++++ Passage for review ++++

One conversation thread that wound in and out of the day was the relation of blogs and social
software to large organizations. Tom Sherman struggled with this discussion and I thought it worth taking a few moments to try and articulate my perspective.One reality for most of us is that we can expect to spend a substantial portion of our time in and around large organizations. I believe they will be part of our work landscape for some time to come. The nature of the work expected of many of us is evolving rapidly. It’s more fluid and less well-defined. Job descriptions, when they are available, don’t provide a lot of guidance.

At the same time the mythology around organizations and work is that there should
be clear guidelines around what is expected of us. I know that I struggle with these uncertainties routinely. Most of the day to day work that leads up to knowledge products and deliverables is fundamentally invisible. The bits that make up email and draft documents and spreadsheet models are hidden and shared only among a handful of people until they are completed. More than anything else, what blogs and social software do is make it drop dead simple to make the conduct of knowledge work visible. To me this is of fundamental importance. Knowledge work depends on our ability to learn and improve as we go. That depends on being able to see what is going on and social software makes that feasible.

Organizations struggle with the notion that they need to learn. Too often, learning is something that someone else in the organization needs to do. Moreover, real learning (as opposed to what passes for learning in too many training environments) is a social activity. These tools will be
central to creating the environment in which necessary learning can take place. Today, that learning activity is almost exclusively the province of those who’ve retained their natural curiosity and inquisitiveness in spite of eduational and organizational systems that work overtime to suppress these natural instincts. The work that needs to be done will force the rest of us to adapt as well. Seems to me that working out this transition presents some interesting work to be done inside organizations.

Column at Enterprise Systems Journal.

++++

◆ **Assignment 1**: In the essay on blogs and social software in organizations, rewrite the paragraph beginning "Organizations struggle with the notion" as a short bulleted list that keeps its main points.
◆ **Assignment 2**: Write the next part of the essay on blogs and social software in large organizations, picking up from the point where it stops.

++++ Supplied entries ++++

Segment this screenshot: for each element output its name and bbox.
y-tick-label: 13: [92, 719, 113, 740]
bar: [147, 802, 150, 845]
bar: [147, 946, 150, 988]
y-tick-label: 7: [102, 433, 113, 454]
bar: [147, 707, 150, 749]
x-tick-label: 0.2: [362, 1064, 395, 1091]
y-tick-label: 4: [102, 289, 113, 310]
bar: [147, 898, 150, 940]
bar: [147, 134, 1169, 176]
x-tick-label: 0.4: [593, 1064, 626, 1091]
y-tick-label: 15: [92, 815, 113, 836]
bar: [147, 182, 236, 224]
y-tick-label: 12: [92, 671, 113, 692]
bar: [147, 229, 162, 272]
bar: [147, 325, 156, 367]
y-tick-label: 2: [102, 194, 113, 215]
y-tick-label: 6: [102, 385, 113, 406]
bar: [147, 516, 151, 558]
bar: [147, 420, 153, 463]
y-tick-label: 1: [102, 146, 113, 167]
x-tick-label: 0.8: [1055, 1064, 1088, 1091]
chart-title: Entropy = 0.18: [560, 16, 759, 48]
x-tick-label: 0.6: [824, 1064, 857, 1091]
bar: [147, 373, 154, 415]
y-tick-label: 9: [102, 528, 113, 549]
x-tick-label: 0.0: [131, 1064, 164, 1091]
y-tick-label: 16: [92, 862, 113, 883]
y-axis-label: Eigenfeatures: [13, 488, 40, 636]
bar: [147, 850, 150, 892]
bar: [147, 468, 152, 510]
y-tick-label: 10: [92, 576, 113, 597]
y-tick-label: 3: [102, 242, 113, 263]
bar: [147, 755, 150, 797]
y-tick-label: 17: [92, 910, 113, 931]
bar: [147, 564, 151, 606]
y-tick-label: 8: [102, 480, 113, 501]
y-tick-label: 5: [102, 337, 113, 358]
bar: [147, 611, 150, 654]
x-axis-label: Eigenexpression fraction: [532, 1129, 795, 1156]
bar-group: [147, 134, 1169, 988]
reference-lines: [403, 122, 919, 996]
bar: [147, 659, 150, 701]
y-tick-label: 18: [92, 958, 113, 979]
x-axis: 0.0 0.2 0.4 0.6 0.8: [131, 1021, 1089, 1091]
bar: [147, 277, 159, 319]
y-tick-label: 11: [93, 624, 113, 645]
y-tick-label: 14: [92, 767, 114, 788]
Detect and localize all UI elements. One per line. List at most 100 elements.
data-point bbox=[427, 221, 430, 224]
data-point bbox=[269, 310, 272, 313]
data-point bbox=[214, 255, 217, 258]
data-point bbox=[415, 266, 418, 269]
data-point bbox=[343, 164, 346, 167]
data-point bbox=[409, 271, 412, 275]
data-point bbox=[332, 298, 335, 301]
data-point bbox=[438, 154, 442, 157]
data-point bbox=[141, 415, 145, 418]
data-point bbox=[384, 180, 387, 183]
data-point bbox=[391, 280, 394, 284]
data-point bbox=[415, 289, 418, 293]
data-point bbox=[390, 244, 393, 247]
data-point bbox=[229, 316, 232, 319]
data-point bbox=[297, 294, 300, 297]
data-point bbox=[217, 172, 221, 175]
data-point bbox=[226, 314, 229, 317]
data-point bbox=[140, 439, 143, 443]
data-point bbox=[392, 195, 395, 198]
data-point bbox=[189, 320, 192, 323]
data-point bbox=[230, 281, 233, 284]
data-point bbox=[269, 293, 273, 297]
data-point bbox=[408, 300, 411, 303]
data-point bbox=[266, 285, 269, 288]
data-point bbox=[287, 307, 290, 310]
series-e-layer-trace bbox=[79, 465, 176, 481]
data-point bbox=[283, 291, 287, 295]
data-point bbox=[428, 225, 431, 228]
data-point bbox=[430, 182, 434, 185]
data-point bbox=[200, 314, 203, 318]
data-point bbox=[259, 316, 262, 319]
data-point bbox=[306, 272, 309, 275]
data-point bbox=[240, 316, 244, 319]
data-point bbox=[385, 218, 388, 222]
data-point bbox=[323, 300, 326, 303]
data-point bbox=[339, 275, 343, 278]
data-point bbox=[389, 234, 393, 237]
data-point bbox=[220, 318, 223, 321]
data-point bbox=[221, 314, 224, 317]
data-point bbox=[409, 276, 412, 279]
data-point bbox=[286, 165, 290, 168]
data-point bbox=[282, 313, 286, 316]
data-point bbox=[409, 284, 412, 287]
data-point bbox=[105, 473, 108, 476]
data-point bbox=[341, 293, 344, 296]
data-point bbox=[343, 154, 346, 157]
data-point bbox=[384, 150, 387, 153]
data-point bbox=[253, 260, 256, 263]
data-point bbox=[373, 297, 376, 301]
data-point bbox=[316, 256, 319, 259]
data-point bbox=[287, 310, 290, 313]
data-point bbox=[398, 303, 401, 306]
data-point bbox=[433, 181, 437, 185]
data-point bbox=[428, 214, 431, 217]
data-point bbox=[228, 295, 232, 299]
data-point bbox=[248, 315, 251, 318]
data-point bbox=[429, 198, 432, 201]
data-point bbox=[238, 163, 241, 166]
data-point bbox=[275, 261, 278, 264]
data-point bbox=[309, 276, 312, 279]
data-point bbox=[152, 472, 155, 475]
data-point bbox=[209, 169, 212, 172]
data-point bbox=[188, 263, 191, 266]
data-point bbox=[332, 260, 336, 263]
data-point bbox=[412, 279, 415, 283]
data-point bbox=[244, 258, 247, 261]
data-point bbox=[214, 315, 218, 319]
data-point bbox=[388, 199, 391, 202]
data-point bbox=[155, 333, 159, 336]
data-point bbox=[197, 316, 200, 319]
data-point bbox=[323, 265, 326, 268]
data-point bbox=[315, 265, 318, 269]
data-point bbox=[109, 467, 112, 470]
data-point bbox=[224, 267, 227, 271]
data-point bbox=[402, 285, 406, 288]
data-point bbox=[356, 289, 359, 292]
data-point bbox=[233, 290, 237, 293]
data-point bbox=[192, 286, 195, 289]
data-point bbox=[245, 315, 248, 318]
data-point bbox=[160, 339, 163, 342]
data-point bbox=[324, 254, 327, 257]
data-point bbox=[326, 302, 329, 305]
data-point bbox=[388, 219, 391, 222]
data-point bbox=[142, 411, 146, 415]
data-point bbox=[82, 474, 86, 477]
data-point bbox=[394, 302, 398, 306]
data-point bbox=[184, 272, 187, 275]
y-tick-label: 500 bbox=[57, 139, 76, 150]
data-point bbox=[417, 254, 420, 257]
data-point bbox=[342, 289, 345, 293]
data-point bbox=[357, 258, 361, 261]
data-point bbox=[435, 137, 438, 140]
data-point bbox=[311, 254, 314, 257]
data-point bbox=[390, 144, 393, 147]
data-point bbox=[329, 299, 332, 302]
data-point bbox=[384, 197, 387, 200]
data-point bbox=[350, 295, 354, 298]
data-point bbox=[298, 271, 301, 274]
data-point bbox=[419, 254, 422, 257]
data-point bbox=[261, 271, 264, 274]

++++

◆ **Task response 1**:
- Organizations resist the idea that they need to learn and often treat learning as something someone else must do.
- Real learning is social, unlike much of what passes for learning in training settings.
- These tools will be central to creating an environment where the needed learning can happen.
- Today such learning is done almost entirely by people who kept their natural curiosity despite educational and organizational systems that work to suppress it.
- The work that needs doing will force everyone else to adapt, and managing that transition is interesting work inside organizations.

◆ **Task response 2**:
This week marks the start of a new sideline for me. Jim Powell, editor of Enterprise Systems Journal, has asked me to write a column for them covering the same kinds of material I talk about here. The first column, Bridging the IT Cultural Divide,
ran earlier this week. In it I start to explore an idea I’ve been
trying to work out about oral vs. literate styles of thinking as they
relate to organizations.

Thanks to the indefatigable Buzz Bruggeman for brokering the introduction. And thanks to Jim Powell for his efforts at edting.

UC Berkeley on Information Overload

Certainly one indicator of information overload is that this item has been sitting in my “blog this” queue since October. Nonetheless, it remains an important set of insights about the data and information that is being created on a daily basis. It is an excellent update, by
the folks at the School of Information Management and Systems at the University of California at Berkeley, of a study they first did in 1999.

In the early days of my career, we thought the problem was to capture and record the information managers needed to make effective business decisions. We’ve more than solved the capture and recording side of the problem; what we’re now working out is how to solve the problem created by that “solution.”

Information Overload.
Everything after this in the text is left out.